START
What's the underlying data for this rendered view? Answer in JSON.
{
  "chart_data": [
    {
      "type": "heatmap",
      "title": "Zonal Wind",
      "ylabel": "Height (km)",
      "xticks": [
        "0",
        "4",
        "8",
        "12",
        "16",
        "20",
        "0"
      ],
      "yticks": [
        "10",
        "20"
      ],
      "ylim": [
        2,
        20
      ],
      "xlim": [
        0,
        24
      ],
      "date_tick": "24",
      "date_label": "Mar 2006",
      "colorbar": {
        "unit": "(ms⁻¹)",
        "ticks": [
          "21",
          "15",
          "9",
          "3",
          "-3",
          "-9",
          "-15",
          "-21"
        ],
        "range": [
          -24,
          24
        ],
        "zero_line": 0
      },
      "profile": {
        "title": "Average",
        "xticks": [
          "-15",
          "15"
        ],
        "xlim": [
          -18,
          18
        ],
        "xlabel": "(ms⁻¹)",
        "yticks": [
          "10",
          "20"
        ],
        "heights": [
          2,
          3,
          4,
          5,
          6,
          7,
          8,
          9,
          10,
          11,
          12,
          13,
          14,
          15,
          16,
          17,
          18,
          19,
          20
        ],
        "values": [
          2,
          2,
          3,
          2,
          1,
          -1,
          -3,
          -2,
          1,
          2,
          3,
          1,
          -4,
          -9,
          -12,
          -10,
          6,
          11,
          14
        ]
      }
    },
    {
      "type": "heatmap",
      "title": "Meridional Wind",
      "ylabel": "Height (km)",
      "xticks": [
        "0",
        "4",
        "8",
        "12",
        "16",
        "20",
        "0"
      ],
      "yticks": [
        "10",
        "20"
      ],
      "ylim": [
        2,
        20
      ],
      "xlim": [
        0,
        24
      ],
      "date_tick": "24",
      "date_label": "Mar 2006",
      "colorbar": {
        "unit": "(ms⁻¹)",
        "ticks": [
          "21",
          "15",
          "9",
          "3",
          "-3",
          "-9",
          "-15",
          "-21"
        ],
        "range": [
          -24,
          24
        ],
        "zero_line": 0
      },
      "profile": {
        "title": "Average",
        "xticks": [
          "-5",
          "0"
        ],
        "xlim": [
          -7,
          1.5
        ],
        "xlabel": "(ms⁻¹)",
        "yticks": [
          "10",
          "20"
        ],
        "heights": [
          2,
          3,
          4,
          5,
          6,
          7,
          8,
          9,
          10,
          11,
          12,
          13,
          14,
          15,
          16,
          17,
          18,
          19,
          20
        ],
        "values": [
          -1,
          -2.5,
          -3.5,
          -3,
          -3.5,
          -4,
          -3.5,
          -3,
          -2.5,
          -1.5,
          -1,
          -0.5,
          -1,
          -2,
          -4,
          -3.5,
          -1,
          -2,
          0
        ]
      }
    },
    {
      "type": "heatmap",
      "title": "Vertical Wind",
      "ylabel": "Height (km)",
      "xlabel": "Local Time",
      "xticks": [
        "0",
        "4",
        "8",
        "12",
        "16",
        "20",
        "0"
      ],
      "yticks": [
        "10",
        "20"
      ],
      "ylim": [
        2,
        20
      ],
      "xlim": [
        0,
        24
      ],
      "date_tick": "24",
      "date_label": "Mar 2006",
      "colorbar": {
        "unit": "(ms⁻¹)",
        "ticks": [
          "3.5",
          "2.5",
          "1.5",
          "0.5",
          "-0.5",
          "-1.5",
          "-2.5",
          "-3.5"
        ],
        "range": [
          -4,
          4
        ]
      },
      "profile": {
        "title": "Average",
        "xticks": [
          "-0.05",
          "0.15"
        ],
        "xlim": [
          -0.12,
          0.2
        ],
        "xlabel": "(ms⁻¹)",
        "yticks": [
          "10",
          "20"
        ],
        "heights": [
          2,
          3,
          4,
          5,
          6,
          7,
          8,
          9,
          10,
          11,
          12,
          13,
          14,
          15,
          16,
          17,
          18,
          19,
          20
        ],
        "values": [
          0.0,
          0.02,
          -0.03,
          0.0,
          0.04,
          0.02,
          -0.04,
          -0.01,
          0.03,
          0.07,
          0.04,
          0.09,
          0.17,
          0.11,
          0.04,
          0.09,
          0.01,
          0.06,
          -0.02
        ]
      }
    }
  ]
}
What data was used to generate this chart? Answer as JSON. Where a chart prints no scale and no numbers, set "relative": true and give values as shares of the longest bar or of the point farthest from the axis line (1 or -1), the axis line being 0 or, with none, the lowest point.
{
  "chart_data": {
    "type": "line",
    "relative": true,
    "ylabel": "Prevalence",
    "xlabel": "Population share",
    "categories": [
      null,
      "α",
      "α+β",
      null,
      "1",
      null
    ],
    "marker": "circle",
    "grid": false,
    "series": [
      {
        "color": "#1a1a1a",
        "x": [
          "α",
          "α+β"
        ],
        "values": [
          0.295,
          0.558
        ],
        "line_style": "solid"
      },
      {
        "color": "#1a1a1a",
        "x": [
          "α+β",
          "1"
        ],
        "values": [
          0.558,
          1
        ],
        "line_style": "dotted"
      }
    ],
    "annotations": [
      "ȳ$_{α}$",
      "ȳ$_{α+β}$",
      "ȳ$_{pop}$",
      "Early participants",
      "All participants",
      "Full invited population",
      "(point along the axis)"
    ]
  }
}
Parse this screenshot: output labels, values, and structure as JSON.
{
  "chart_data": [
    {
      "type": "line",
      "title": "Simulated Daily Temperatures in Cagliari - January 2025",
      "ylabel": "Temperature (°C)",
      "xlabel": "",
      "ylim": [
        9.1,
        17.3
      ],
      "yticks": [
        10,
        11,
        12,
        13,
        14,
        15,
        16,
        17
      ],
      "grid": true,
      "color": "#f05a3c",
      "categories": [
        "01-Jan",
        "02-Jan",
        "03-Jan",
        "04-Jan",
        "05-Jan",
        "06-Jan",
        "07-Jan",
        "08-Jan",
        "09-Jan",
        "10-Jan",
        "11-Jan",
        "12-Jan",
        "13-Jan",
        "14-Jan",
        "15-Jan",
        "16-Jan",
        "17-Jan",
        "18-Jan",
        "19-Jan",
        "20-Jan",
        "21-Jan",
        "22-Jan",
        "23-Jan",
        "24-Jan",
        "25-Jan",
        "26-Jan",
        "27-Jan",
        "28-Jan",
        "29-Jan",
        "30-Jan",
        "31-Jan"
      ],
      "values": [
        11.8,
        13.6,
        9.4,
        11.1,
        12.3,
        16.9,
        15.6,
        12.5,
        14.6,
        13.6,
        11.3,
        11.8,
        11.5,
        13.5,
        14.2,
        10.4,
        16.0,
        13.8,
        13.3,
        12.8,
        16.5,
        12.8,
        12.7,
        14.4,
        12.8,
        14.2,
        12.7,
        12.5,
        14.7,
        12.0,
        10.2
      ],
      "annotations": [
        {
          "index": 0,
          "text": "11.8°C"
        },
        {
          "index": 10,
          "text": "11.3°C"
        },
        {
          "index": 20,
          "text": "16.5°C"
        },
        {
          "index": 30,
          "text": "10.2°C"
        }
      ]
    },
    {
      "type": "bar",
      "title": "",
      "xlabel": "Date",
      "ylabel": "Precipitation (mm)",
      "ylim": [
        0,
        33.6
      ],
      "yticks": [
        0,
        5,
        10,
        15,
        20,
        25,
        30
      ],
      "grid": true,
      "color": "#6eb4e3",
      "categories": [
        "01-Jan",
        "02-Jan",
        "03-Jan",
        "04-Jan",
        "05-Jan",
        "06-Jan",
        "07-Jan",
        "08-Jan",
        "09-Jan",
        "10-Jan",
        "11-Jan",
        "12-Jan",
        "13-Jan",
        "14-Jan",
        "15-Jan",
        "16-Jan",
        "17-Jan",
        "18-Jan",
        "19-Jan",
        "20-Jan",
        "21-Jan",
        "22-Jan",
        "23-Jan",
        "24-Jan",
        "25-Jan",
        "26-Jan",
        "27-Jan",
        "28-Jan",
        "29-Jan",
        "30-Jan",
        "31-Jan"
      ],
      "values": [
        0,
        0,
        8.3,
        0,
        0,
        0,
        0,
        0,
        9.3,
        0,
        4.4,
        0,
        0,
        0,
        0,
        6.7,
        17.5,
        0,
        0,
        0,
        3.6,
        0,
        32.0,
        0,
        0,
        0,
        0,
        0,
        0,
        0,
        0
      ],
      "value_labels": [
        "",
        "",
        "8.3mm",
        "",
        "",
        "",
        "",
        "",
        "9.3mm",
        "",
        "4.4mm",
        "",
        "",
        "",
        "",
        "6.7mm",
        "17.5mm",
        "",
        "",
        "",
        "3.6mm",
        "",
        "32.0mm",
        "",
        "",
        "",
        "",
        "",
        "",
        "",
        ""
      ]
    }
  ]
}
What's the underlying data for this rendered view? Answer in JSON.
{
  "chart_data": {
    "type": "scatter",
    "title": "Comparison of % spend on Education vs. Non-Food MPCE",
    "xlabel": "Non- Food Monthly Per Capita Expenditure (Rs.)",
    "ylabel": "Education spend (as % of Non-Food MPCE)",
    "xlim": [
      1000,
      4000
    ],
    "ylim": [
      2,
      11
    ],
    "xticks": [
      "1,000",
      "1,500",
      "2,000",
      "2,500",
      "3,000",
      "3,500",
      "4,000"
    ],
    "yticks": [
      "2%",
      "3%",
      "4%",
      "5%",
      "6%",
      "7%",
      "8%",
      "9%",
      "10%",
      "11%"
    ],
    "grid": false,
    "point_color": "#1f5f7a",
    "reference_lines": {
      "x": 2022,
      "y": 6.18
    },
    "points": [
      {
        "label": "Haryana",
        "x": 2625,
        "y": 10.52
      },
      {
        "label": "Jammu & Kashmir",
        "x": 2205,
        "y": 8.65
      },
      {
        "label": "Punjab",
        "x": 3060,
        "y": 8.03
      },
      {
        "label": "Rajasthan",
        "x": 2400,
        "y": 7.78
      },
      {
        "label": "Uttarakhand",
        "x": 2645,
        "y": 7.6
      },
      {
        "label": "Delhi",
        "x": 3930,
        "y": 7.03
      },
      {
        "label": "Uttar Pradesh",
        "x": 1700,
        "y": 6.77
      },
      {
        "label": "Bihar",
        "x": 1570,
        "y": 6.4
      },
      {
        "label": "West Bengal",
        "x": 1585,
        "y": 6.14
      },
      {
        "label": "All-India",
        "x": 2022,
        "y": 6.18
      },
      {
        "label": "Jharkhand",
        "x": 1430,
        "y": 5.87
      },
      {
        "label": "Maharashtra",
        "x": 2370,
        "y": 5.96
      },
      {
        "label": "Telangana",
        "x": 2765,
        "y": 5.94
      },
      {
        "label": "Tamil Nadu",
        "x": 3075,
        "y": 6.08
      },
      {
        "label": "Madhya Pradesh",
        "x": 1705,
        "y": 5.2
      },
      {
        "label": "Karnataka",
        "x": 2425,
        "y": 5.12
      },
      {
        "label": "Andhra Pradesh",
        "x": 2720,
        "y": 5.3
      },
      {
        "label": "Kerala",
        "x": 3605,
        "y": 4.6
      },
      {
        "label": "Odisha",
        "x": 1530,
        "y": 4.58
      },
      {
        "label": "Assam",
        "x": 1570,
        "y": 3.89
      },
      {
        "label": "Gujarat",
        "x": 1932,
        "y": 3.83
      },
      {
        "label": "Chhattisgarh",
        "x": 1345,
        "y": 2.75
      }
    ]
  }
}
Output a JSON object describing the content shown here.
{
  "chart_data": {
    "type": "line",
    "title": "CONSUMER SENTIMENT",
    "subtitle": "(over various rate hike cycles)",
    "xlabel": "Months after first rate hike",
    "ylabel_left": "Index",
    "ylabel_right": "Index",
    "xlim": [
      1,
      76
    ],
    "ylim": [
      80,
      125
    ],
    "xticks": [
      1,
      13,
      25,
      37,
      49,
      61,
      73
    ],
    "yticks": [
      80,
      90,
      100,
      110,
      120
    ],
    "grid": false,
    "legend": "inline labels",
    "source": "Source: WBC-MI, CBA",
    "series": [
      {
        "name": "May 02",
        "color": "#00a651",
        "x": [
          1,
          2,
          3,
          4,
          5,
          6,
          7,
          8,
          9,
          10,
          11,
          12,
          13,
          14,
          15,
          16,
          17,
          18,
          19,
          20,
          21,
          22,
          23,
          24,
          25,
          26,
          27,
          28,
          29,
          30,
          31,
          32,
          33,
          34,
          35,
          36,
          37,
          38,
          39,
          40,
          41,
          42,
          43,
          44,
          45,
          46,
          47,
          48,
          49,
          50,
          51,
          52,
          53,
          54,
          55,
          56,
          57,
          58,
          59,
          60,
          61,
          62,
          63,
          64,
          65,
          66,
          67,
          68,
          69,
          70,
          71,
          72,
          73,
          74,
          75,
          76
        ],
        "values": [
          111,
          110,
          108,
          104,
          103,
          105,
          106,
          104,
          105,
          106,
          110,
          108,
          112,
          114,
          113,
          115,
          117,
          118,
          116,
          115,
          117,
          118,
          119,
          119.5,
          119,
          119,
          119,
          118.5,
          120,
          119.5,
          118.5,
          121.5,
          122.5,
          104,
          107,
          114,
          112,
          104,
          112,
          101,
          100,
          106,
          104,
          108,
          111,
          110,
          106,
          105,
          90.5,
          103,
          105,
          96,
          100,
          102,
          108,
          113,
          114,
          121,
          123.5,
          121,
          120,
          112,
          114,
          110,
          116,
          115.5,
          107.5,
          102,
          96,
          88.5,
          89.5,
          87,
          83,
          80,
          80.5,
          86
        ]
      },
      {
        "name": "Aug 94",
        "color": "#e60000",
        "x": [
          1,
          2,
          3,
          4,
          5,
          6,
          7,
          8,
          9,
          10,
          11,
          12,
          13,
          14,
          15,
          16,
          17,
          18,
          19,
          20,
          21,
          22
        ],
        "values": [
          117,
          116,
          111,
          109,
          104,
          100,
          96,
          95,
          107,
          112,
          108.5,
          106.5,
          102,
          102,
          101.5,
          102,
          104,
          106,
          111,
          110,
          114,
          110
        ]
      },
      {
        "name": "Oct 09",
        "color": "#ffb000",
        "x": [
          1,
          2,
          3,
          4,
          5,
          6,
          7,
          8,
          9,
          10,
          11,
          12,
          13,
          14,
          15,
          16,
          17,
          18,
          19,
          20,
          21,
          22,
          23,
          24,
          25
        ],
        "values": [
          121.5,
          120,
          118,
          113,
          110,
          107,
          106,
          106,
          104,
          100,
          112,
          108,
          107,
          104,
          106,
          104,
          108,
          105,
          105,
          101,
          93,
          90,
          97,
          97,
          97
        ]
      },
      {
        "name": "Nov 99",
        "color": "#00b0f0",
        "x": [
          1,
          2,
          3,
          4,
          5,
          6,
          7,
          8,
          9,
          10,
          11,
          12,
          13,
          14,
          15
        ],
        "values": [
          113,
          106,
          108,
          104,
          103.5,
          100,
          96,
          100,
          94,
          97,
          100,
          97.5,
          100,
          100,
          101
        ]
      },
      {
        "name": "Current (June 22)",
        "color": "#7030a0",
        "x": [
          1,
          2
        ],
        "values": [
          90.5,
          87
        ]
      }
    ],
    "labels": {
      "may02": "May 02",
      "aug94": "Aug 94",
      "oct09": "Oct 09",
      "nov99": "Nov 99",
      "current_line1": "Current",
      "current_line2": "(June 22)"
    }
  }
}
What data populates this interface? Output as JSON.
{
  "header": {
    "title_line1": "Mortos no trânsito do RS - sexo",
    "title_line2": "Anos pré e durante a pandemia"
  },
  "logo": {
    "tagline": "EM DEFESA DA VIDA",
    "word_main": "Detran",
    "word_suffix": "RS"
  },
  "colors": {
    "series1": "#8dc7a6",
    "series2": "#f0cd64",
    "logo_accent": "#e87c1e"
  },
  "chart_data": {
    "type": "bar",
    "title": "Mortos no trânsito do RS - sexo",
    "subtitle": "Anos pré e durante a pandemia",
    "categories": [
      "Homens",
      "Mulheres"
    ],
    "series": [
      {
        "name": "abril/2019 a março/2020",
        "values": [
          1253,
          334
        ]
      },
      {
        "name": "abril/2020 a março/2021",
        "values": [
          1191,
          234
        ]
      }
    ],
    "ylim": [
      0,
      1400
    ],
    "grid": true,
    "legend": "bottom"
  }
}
END
Required work ▸
Identify and extract each line of the listing that contains "participants".

Exercise output ▸
      "Early participants",
      "All participants",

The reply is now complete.